== DIRECTIONS ==
Among the lines below, count those with "Navigate". Give only the number.
Start
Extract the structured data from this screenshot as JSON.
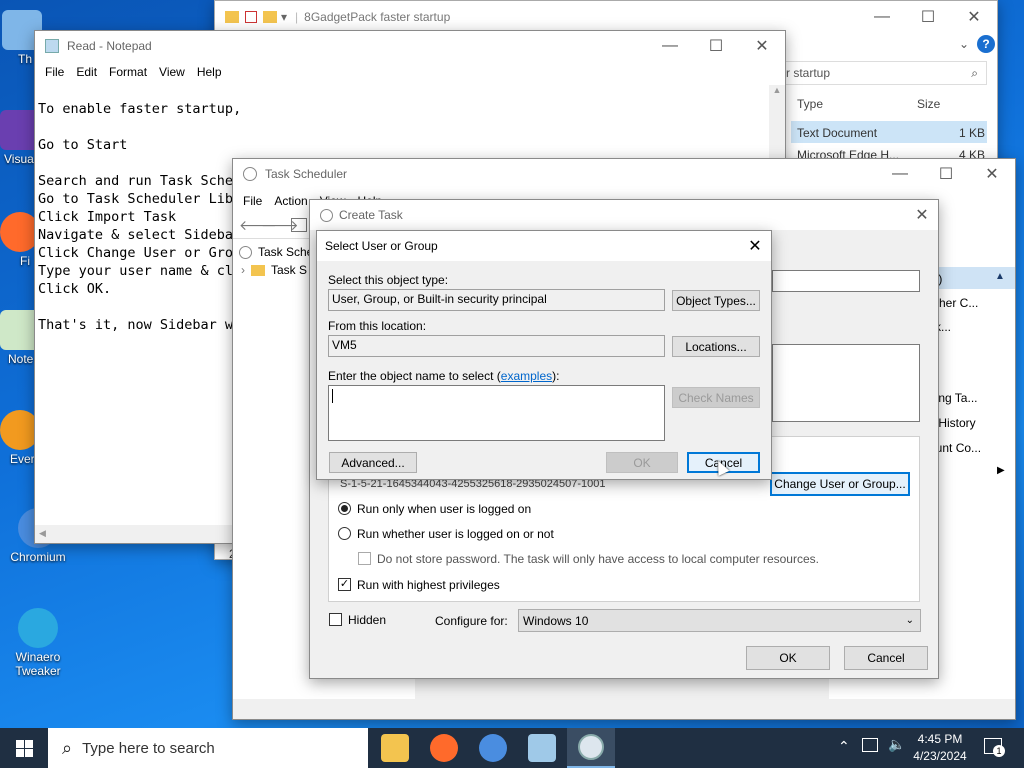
{
  "desktop": {
    "icons": [
      {
        "label": "Th",
        "name": "this-pc"
      },
      {
        "label": "Visua",
        "name": "visual"
      },
      {
        "label": "Fi",
        "name": "firefox"
      },
      {
        "label": "Note",
        "name": "notepad"
      },
      {
        "label": "Ever",
        "name": "everything"
      },
      {
        "label": "Chromium",
        "name": "chromium"
      },
      {
        "label": "Winaero Tweaker",
        "name": "winaero"
      }
    ]
  },
  "explorer": {
    "title": "8GadgetPack faster startup",
    "search": "r startup",
    "col_type": "Type",
    "col_size": "Size",
    "rows": [
      {
        "type": "Text Document",
        "size": "1 KB"
      },
      {
        "type": "Microsoft Edge H...",
        "size": "4 KB"
      }
    ],
    "bottom_fragment": "2"
  },
  "notepad": {
    "title": "Read - Notepad",
    "menu": [
      "File",
      "Edit",
      "Format",
      "View",
      "Help"
    ],
    "lines": [
      "To enable faster startup,",
      "",
      "Go to Start",
      "",
      "Search and run Task Schedul",
      "Go to Task Scheduler Libr",
      "Click Import Task",
      "Navigate & select Sideba",
      "Click Change User or Gro",
      "Type your user name & cl",
      "Click OK.",
      "",
      "That's it, now Sidebar w"
    ]
  },
  "task_scheduler": {
    "title": "Task Scheduler",
    "menu": [
      "File",
      "Action",
      "View",
      "Help"
    ],
    "tree": [
      "Task Sche",
      "Task S"
    ],
    "actions": [
      "al)",
      "other C...",
      "sk...",
      "ning Ta...",
      "s History",
      "ount Co..."
    ]
  },
  "create_task": {
    "title": "Create Task",
    "sid": "S-1-5-21-1645344043-4255325618-2935024507-1001",
    "change_user_label": "Change User or Group...",
    "radio_logged_on": "Run only when user is logged on",
    "radio_whether": "Run whether user is logged on or not",
    "no_store": "Do not store password.  The task will only have access to local computer resources.",
    "highest": "Run with highest privileges",
    "hidden": "Hidden",
    "configure_for_label": "Configure for:",
    "configure_for_value": "Windows 10",
    "ok": "OK",
    "cancel": "Cancel"
  },
  "select_user": {
    "title": "Select User or Group",
    "object_type_label": "Select this object type:",
    "object_type_value": "User, Group, or Built-in security principal",
    "object_types_btn": "Object Types...",
    "location_label": "From this location:",
    "location_value": "VM5",
    "locations_btn": "Locations...",
    "enter_label_prefix": "Enter the object name to select (",
    "enter_label_link": "examples",
    "enter_label_suffix": "):",
    "check_names_btn": "Check Names",
    "advanced_btn": "Advanced...",
    "ok_btn": "OK",
    "cancel_btn": "Cancel"
  },
  "taskbar": {
    "search_placeholder": "Type here to search",
    "time": "4:45 PM",
    "date": "4/23/2024",
    "notif_count": "1"
  }
}
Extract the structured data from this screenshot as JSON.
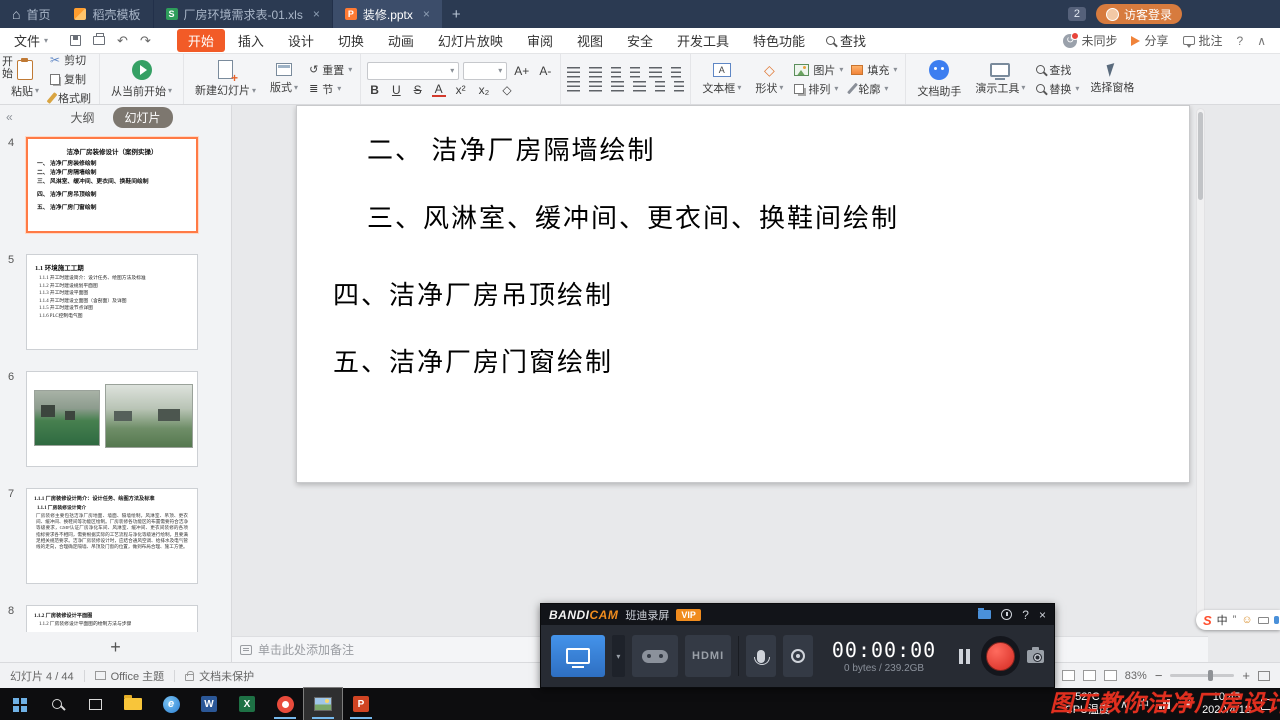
{
  "icons": {
    "home": "⌂",
    "caret": "▾",
    "close": "×",
    "plus": "+",
    "undo": "↶",
    "redo": "↷",
    "reset_glyph": "↺",
    "help": "?",
    "collapse": "∧",
    "back": "«",
    "scissor": "✂",
    "diamond": "◇",
    "superscript": "x²",
    "subscript": "x₂",
    "a_plus": "A+",
    "a_minus": "A-",
    "section_glyph": "≣",
    "xls_letter": "S",
    "ppt_letter": "P",
    "browser_letter": "e",
    "word_letter": "W",
    "excel_letter": "X",
    "ppt_app_letter": "P"
  },
  "titlebar": {
    "home": "首页",
    "docer": "稻壳模板",
    "tab_xls": "厂房环境需求表-01.xls",
    "tab_ppt": "装修.pptx",
    "badge": "2",
    "login": "访客登录"
  },
  "menubar": {
    "file": "文件",
    "start_vertical": "开始",
    "tabs": [
      {
        "label": "开始",
        "active": true
      },
      {
        "label": "插入"
      },
      {
        "label": "设计"
      },
      {
        "label": "切换"
      },
      {
        "label": "动画"
      },
      {
        "label": "幻灯片放映"
      },
      {
        "label": "审阅"
      },
      {
        "label": "视图"
      },
      {
        "label": "安全"
      },
      {
        "label": "开发工具"
      },
      {
        "label": "特色功能"
      }
    ],
    "find": "查找",
    "sync": "未同步",
    "share": "分享",
    "comment": "批注"
  },
  "ribbon": {
    "paste": "粘贴",
    "cut": "剪切",
    "copy": "复制",
    "format_painter": "格式刷",
    "from_current": "从当前开始",
    "new_slide": "新建幻灯片",
    "layout": "版式",
    "reset": "重置",
    "section": "节",
    "bold": "B",
    "underline": "U",
    "strike": "S",
    "font_color": "A",
    "textbox": "文本框",
    "shapes": "形状",
    "picture": "图片",
    "fill": "填充",
    "arrange": "排列",
    "outline": "轮廓",
    "doc_assistant": "文档助手",
    "present_tools": "演示工具",
    "find": "查找",
    "replace": "替换",
    "select_pane": "选择窗格"
  },
  "sidebar": {
    "tab_outline": "大纲",
    "tab_slides": "幻灯片",
    "slides": [
      {
        "num": "4",
        "title": "洁净厂房装修设计（案例实操）",
        "lines": [
          "一、 洁净厂房装修绘制",
          "二、 洁净厂房隔墙绘制",
          "三、 风淋室、缓冲间、更衣间、换鞋间绘制",
          "四、 洁净厂房吊顶绘制",
          "五、 洁净厂房门窗绘制"
        ]
      },
      {
        "num": "5",
        "title": "1.1 环境施工工期",
        "lines": [
          "1.1.1  开工时建设简介：设计任务、绘图方法及标准",
          "1.1.2  开工时建设规划平面图",
          "1.1.3  开工时建设平面图",
          "1.1.4  开工时建设立面图（含剖面）及详图",
          "1.1.5  开工时建设节点详图",
          "1.1.6  PLC控制电气图"
        ]
      },
      {
        "num": "6"
      },
      {
        "num": "7",
        "title": "1.1.1  厂房装修设计简介：设计任务、绘图方法及标准",
        "subtitle": "1.1.1  厂房装修设计简介",
        "body": "厂房装修主要包括洁净厂房地面、墙面、隔墙绘制，风淋室、吊顶、更衣间、缓冲间、换鞋间等功能区绘制。厂房装修各功能区的布置需要符合洁净等级要求，GMP认证厂房净化车间、风淋室、缓冲间、更衣间装修的各项指标要求各不相同，需要根据实际的工艺流程与净化等级进行绘制，且要满足相关规范要求。洁净厂房装修设计时，应结合通风空调、给排水及电气管线的走向，合理确定隔墙、吊顶及门窗的位置，做到布局合理、施工方便。"
      },
      {
        "num": "8",
        "title": "1.1.2  厂房装修设计平面图",
        "lines": [
          "1.1.2  厂房装修设计平面图的绘制方法与步骤"
        ]
      }
    ],
    "add": "+"
  },
  "slide": {
    "items": [
      "二、 洁净厂房隔墙绘制",
      "三、风淋室、缓冲间、更衣间、换鞋间绘制",
      "四、洁净厂房吊顶绘制",
      "五、洁净厂房门窗绘制"
    ]
  },
  "notes": {
    "placeholder": "单击此处添加备注"
  },
  "statusbar": {
    "counter": "幻灯片 4 / 44",
    "theme": "Office 主题",
    "protection": "文档未保护",
    "zoom": "83%"
  },
  "bandicam": {
    "brand_a": "BANDI",
    "brand_b": "CAM",
    "name": "班迪录屏",
    "vip": "VIP",
    "hdmi": "HDMI",
    "timer": "00:00:00",
    "size": "0 bytes / 239.2GB"
  },
  "taskbar": {
    "temp": "52°C",
    "temp_label": "CPU温度",
    "time": "10:45",
    "date": "2020/4/18"
  },
  "sogou": {
    "logo": "S",
    "lang": "中",
    "punct": "”",
    "emoji": "☺"
  },
  "watermark": {
    "text": "图工教你洁净厂房设计"
  }
}
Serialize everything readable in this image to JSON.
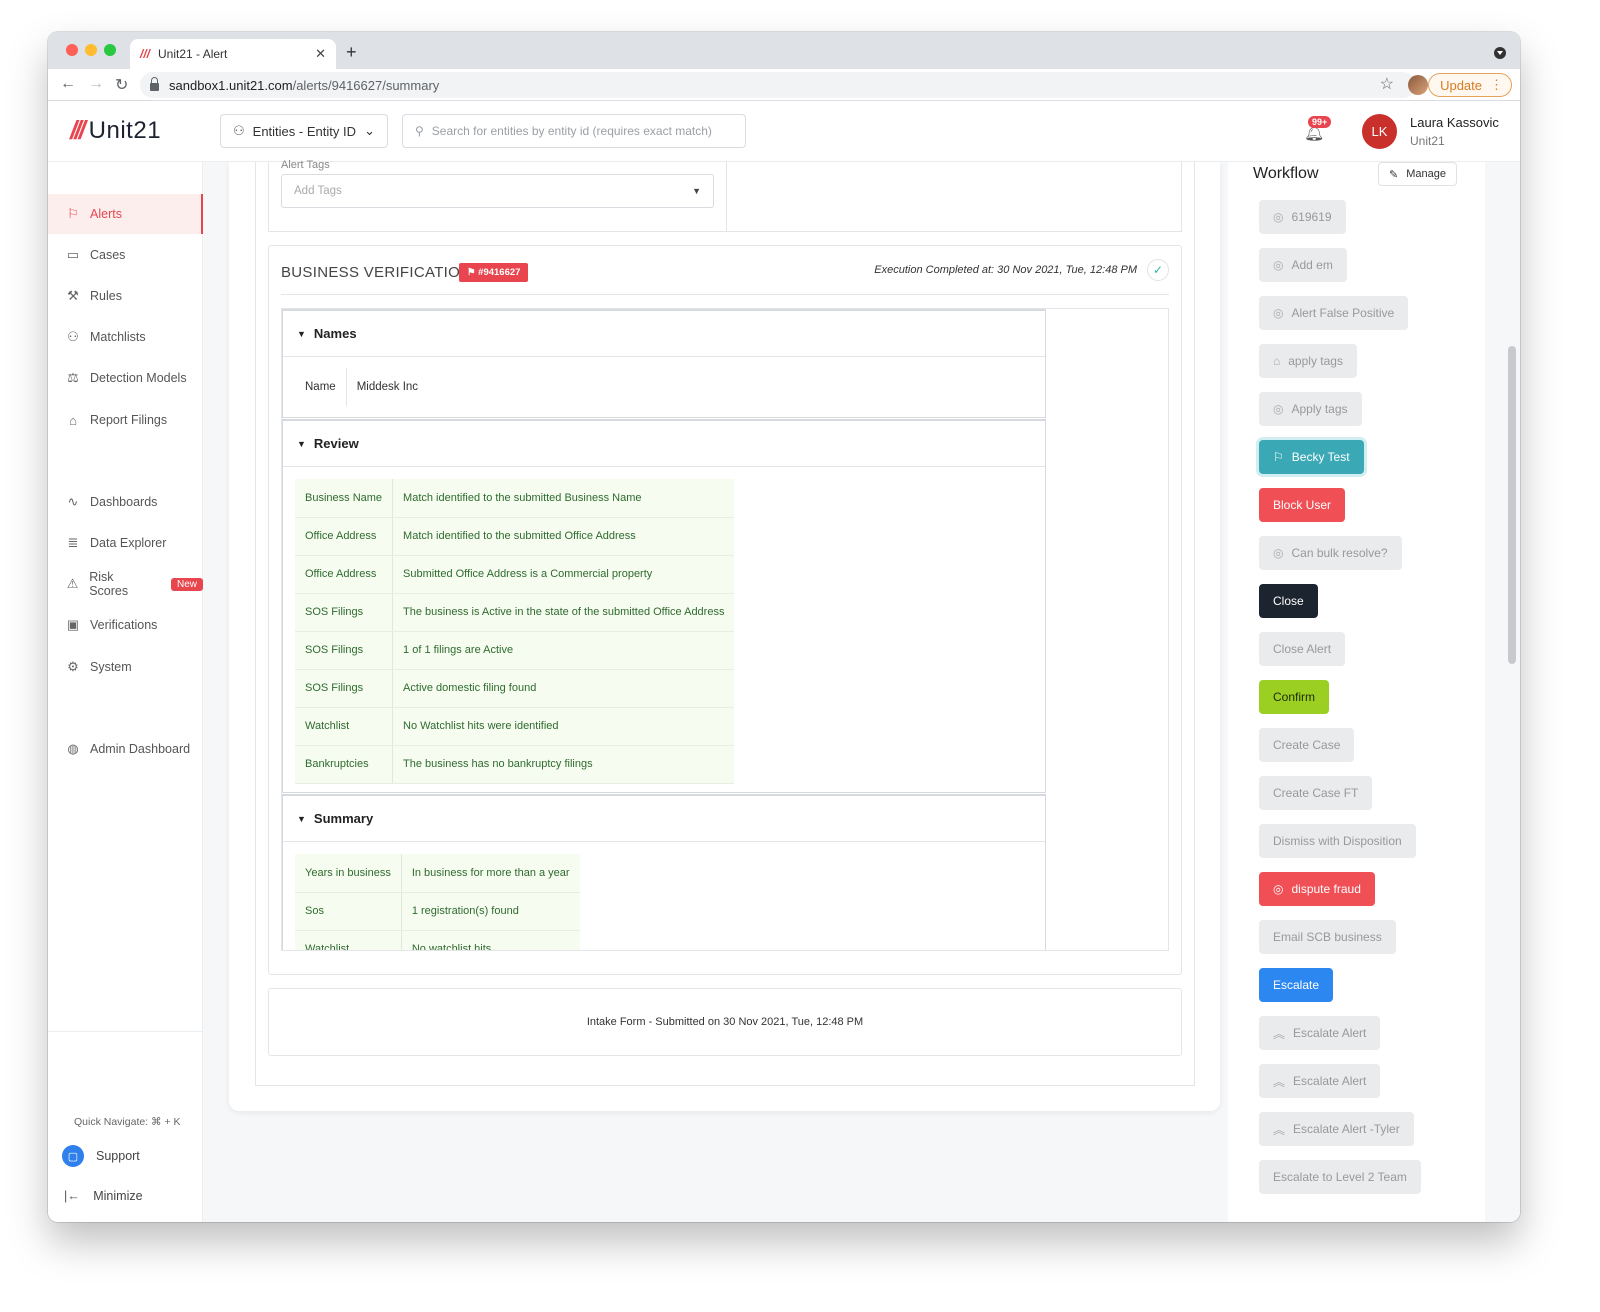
{
  "browser": {
    "tab_title": "Unit21 - Alert",
    "tab_close": "✕",
    "new_tab": "+",
    "url_host": "sandbox1.unit21.com",
    "url_path": "/alerts/9416627/summary",
    "update_label": "Update"
  },
  "header": {
    "logo_slashes": "///",
    "logo_text": "Unit21",
    "entity_select": "Entities - Entity ID",
    "search_placeholder": "Search for entities by entity id (requires exact match)",
    "notification_badge": "99+",
    "user_initials": "LK",
    "user_name": "Laura Kassovic",
    "user_org": "Unit21"
  },
  "sidebar": {
    "items": [
      {
        "label": "Alerts",
        "icon": "flag-icon"
      },
      {
        "label": "Cases",
        "icon": "briefcase-icon"
      },
      {
        "label": "Rules",
        "icon": "rules-icon"
      },
      {
        "label": "Matchlists",
        "icon": "user-list-icon"
      },
      {
        "label": "Detection Models",
        "icon": "scale-icon"
      },
      {
        "label": "Report Filings",
        "icon": "bank-icon"
      },
      {
        "label": "Dashboards",
        "icon": "chart-icon"
      },
      {
        "label": "Data Explorer",
        "icon": "data-search-icon"
      },
      {
        "label": "Risk Scores",
        "icon": "warning-icon",
        "badge": "New"
      },
      {
        "label": "Verifications",
        "icon": "id-card-icon"
      },
      {
        "label": "System",
        "icon": "gear-icon"
      },
      {
        "label": "Admin Dashboard",
        "icon": "globe-icon"
      }
    ],
    "quick_navigate": "Quick Navigate: ⌘ + K",
    "support": "Support",
    "minimize": "Minimize"
  },
  "alert_tags": {
    "label": "Alert Tags",
    "placeholder": "Add Tags"
  },
  "business_verification": {
    "title": "BUSINESS VERIFICATION",
    "badge": "#9416627",
    "execution": "Execution Completed at: 30 Nov 2021, Tue, 12:48 PM",
    "sections": {
      "names": {
        "title": "Names",
        "key": "Name",
        "value": "Middesk Inc"
      },
      "review": {
        "title": "Review",
        "rows": [
          {
            "key": "Business Name",
            "value": "Match identified to the submitted Business Name"
          },
          {
            "key": "Office Address",
            "value": "Match identified to the submitted Office Address"
          },
          {
            "key": "Office Address",
            "value": "Submitted Office Address is a Commercial property"
          },
          {
            "key": "SOS Filings",
            "value": "The business is Active in the state of the submitted Office Address"
          },
          {
            "key": "SOS Filings",
            "value": "1 of 1 filings are Active"
          },
          {
            "key": "SOS Filings",
            "value": "Active domestic filing found"
          },
          {
            "key": "Watchlist",
            "value": "No Watchlist hits were identified"
          },
          {
            "key": "Bankruptcies",
            "value": "The business has no bankruptcy filings"
          }
        ]
      },
      "summary": {
        "title": "Summary",
        "rows": [
          {
            "key": "Years in business",
            "value": "In business for more than a year"
          },
          {
            "key": "Sos",
            "value": "1 registration(s) found"
          },
          {
            "key": "Watchlist",
            "value": "No watchlist hits"
          }
        ]
      }
    }
  },
  "intake_form": "Intake Form - Submitted on 30 Nov 2021, Tue, 12:48 PM",
  "workflow": {
    "title": "Workflow",
    "manage_label": "Manage",
    "buttons": [
      {
        "label": "619619",
        "style": "disabled",
        "icon": "check-circle-icon"
      },
      {
        "label": "Add em",
        "style": "disabled",
        "icon": "check-circle-icon"
      },
      {
        "label": "Alert False Positive",
        "style": "disabled",
        "icon": "check-circle-icon"
      },
      {
        "label": "apply tags",
        "style": "disabled",
        "icon": "tag-icon"
      },
      {
        "label": "Apply tags",
        "style": "disabled",
        "icon": "check-circle-icon"
      },
      {
        "label": "Becky Test",
        "style": "teal",
        "icon": "flag-icon"
      },
      {
        "label": "Block User",
        "style": "red",
        "icon": ""
      },
      {
        "label": "Can bulk resolve?",
        "style": "disabled",
        "icon": "check-circle-icon"
      },
      {
        "label": "Close",
        "style": "dark",
        "icon": ""
      },
      {
        "label": "Close Alert",
        "style": "disabled",
        "icon": ""
      },
      {
        "label": "Confirm",
        "style": "green",
        "icon": ""
      },
      {
        "label": "Create Case",
        "style": "disabled",
        "icon": ""
      },
      {
        "label": "Create Case FT",
        "style": "disabled",
        "icon": ""
      },
      {
        "label": "Dismiss with Disposition",
        "style": "disabled",
        "icon": ""
      },
      {
        "label": "dispute fraud",
        "style": "red",
        "icon": "check-circle-icon"
      },
      {
        "label": "Email SCB business",
        "style": "disabled",
        "icon": ""
      },
      {
        "label": "Escalate",
        "style": "blue",
        "icon": ""
      },
      {
        "label": "Escalate Alert",
        "style": "disabled",
        "icon": "chevron-up-icon"
      },
      {
        "label": "Escalate Alert",
        "style": "disabled",
        "icon": "chevron-up-icon"
      },
      {
        "label": "Escalate Alert -Tyler",
        "style": "disabled",
        "icon": "chevron-up-icon"
      },
      {
        "label": "Escalate to Level 2 Team",
        "style": "disabled",
        "icon": ""
      }
    ]
  },
  "colors": {
    "brand_red": "#e8454f",
    "teal": "#3aa9b5",
    "green": "#9bcf22",
    "blue": "#2c88f0",
    "dark": "#1c2430"
  }
}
End
== REPLY TO THE EXERCISE ==
2